* BRIEF: Quote the listing in full, exactly as given, minus any pictures.

** start of RECORD EXTRACTS **

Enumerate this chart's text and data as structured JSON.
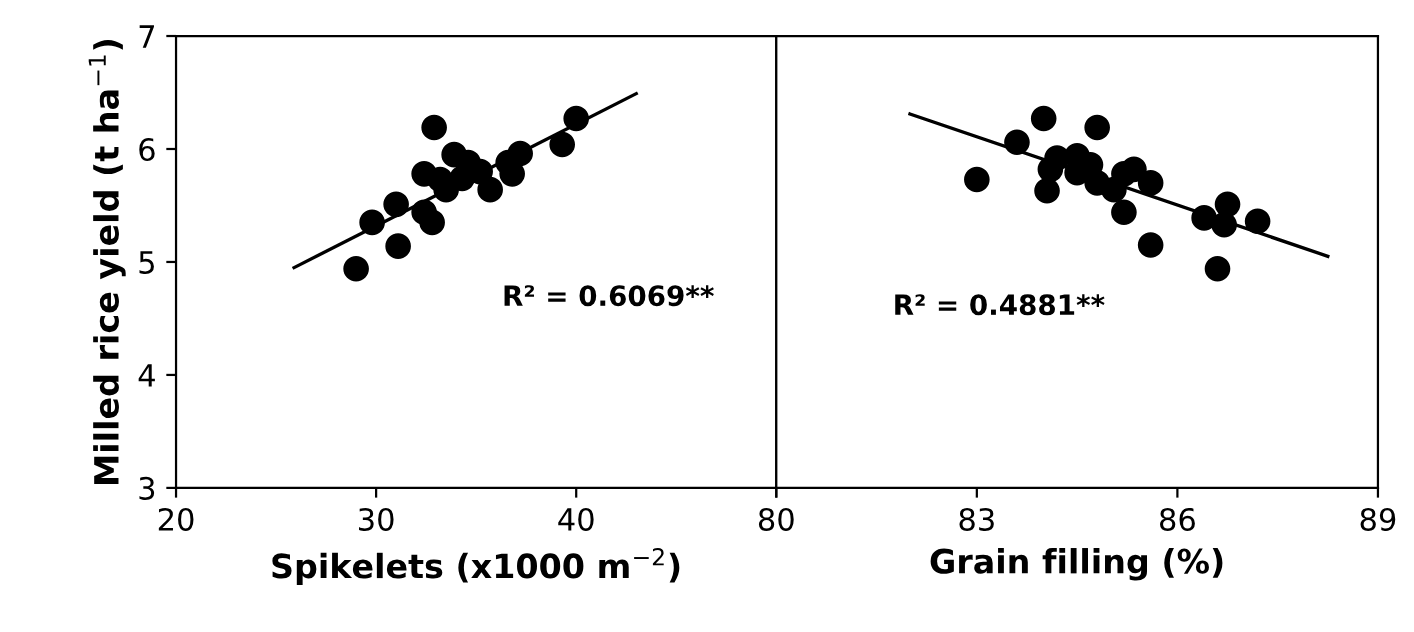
{
  "chart_data": [
    {
      "type": "scatter",
      "xlabel": "Spikelets (x1000 m$^{−2}$)",
      "ylabel": "Milled rice yield (t ha$^{−1}$)",
      "xlim": [
        20,
        50
      ],
      "xticks": [
        20,
        30,
        40,
        {
          "value": 50,
          "label": null
        }
      ],
      "ylim": [
        3,
        7
      ],
      "yticks": [
        3,
        4,
        5,
        6,
        7
      ],
      "grid": false,
      "legend": false,
      "annotations": [
        "R² = 0.6069**"
      ],
      "series": [
        {
          "color": "#000000",
          "marker": "circle",
          "x": [
            29.0,
            29.8,
            31.0,
            31.1,
            32.4,
            32.4,
            32.8,
            32.9,
            33.2,
            33.5,
            33.9,
            34.3,
            34.6,
            35.2,
            35.7,
            36.6,
            36.8,
            37.2,
            39.3,
            40.0
          ],
          "values": [
            4.94,
            5.35,
            5.51,
            5.14,
            5.78,
            5.44,
            5.35,
            6.19,
            5.73,
            5.64,
            5.95,
            5.74,
            5.88,
            5.8,
            5.64,
            5.88,
            5.78,
            5.96,
            6.04,
            6.27
          ]
        },
        {
          "type": "line",
          "color": "#000000",
          "x": [
            25.9,
            43.0
          ],
          "values": [
            4.95,
            6.49
          ]
        }
      ]
    },
    {
      "type": "scatter",
      "xlabel": "Grain filling (%)",
      "xlim": [
        80,
        89
      ],
      "xticks": [
        80,
        83,
        86,
        89
      ],
      "ylim": [
        3,
        7
      ],
      "yticks": [
        3,
        4,
        5,
        6,
        7
      ],
      "tick_labels": "x",
      "grid": false,
      "legend": false,
      "annotations": [
        "R² = 0.4881**"
      ],
      "series": [
        {
          "color": "#000000",
          "marker": "circle",
          "x": [
            83.0,
            83.6,
            84.0,
            84.05,
            84.1,
            84.2,
            84.5,
            84.5,
            84.7,
            84.8,
            84.8,
            85.05,
            85.2,
            85.2,
            85.35,
            85.6,
            85.6,
            86.4,
            86.6,
            86.7,
            86.75,
            87.2
          ],
          "values": [
            5.73,
            6.06,
            6.27,
            5.63,
            5.82,
            5.92,
            5.94,
            5.79,
            5.86,
            6.19,
            5.7,
            5.64,
            5.44,
            5.78,
            5.82,
            5.7,
            5.15,
            5.39,
            4.94,
            5.33,
            5.51,
            5.36
          ]
        },
        {
          "type": "line",
          "color": "#000000",
          "x": [
            82.0,
            88.25
          ],
          "values": [
            6.31,
            5.05
          ]
        }
      ]
    }
  ]
}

** end of RECORD EXTRACTS **

* EXPECTED ANSWER:
Enumerate this chart's text and data as structured JSON.
{
  "chart_data": [
    {
      "type": "scatter",
      "xlabel": "Spikelets (x1000 m$^{−2}$)",
      "ylabel": "Milled rice yield (t ha$^{−1}$)",
      "xlim": [
        20,
        50
      ],
      "xticks": [
        20,
        30,
        40,
        {
          "value": 50,
          "label": null
        }
      ],
      "ylim": [
        3,
        7
      ],
      "yticks": [
        3,
        4,
        5,
        6,
        7
      ],
      "grid": false,
      "legend": false,
      "annotations": [
        "R² = 0.6069**"
      ],
      "series": [
        {
          "color": "#000000",
          "marker": "circle",
          "x": [
            29.0,
            29.8,
            31.0,
            31.1,
            32.4,
            32.4,
            32.8,
            32.9,
            33.2,
            33.5,
            33.9,
            34.3,
            34.6,
            35.2,
            35.7,
            36.6,
            36.8,
            37.2,
            39.3,
            40.0
          ],
          "values": [
            4.94,
            5.35,
            5.51,
            5.14,
            5.78,
            5.44,
            5.35,
            6.19,
            5.73,
            5.64,
            5.95,
            5.74,
            5.88,
            5.8,
            5.64,
            5.88,
            5.78,
            5.96,
            6.04,
            6.27
          ]
        },
        {
          "type": "line",
          "color": "#000000",
          "x": [
            25.9,
            43.0
          ],
          "values": [
            4.95,
            6.49
          ]
        }
      ]
    },
    {
      "type": "scatter",
      "xlabel": "Grain filling (%)",
      "xlim": [
        80,
        89
      ],
      "xticks": [
        80,
        83,
        86,
        89
      ],
      "ylim": [
        3,
        7
      ],
      "yticks": [
        3,
        4,
        5,
        6,
        7
      ],
      "tick_labels": "x",
      "grid": false,
      "legend": false,
      "annotations": [
        "R² = 0.4881**"
      ],
      "series": [
        {
          "color": "#000000",
          "marker": "circle",
          "x": [
            83.0,
            83.6,
            84.0,
            84.05,
            84.1,
            84.2,
            84.5,
            84.5,
            84.7,
            84.8,
            84.8,
            85.05,
            85.2,
            85.2,
            85.35,
            85.6,
            85.6,
            86.4,
            86.6,
            86.7,
            86.75,
            87.2
          ],
          "values": [
            5.73,
            6.06,
            6.27,
            5.63,
            5.82,
            5.92,
            5.94,
            5.79,
            5.86,
            6.19,
            5.7,
            5.64,
            5.44,
            5.78,
            5.82,
            5.7,
            5.15,
            5.39,
            4.94,
            5.33,
            5.51,
            5.36
          ]
        },
        {
          "type": "line",
          "color": "#000000",
          "x": [
            82.0,
            88.25
          ],
          "values": [
            6.31,
            5.05
          ]
        }
      ]
    }
  ]
}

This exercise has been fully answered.